PROBLEM DETAILS => Look through the lines below and extract each one that contains "this".

SUPPLIED DATA =>

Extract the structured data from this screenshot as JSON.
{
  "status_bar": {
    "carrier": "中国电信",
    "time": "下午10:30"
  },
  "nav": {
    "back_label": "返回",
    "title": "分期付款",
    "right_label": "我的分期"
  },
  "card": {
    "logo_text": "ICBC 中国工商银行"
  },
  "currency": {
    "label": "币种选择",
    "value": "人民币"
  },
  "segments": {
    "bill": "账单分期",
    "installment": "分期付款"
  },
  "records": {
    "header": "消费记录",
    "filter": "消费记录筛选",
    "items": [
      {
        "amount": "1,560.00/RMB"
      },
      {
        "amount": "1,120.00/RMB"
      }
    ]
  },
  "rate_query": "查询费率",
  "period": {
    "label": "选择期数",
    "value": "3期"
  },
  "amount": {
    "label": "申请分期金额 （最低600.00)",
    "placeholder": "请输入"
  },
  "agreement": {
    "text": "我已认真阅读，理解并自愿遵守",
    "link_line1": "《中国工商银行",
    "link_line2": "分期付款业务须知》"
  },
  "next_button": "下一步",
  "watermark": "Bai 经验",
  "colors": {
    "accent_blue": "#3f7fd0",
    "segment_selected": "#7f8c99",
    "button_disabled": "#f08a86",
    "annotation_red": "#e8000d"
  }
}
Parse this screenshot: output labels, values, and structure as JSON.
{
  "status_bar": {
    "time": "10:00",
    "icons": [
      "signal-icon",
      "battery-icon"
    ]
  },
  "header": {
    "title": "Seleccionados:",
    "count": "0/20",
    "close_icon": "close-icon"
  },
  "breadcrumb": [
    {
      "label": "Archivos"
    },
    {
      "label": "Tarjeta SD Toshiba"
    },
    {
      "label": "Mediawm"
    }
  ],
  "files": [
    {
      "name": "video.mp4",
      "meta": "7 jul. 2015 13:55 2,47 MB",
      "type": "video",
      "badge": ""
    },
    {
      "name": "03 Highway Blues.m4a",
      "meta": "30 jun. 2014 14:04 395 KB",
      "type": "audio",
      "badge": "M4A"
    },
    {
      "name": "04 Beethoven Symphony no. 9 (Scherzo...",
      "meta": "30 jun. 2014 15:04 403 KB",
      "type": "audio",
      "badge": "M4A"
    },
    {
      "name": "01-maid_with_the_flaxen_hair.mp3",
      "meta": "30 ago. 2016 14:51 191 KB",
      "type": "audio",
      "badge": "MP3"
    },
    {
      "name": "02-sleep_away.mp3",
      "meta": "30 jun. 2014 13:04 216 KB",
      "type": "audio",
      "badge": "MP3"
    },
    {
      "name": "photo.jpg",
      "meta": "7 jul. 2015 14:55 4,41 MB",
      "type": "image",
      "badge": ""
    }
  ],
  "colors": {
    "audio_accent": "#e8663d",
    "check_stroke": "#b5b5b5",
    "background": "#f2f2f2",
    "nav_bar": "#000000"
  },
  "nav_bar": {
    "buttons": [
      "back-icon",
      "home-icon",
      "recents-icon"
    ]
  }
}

IN RESPONSE =>
Extract the structured data from this screenshot as JSON.
Parse this screenshot: output labels, values, and structure as JSON.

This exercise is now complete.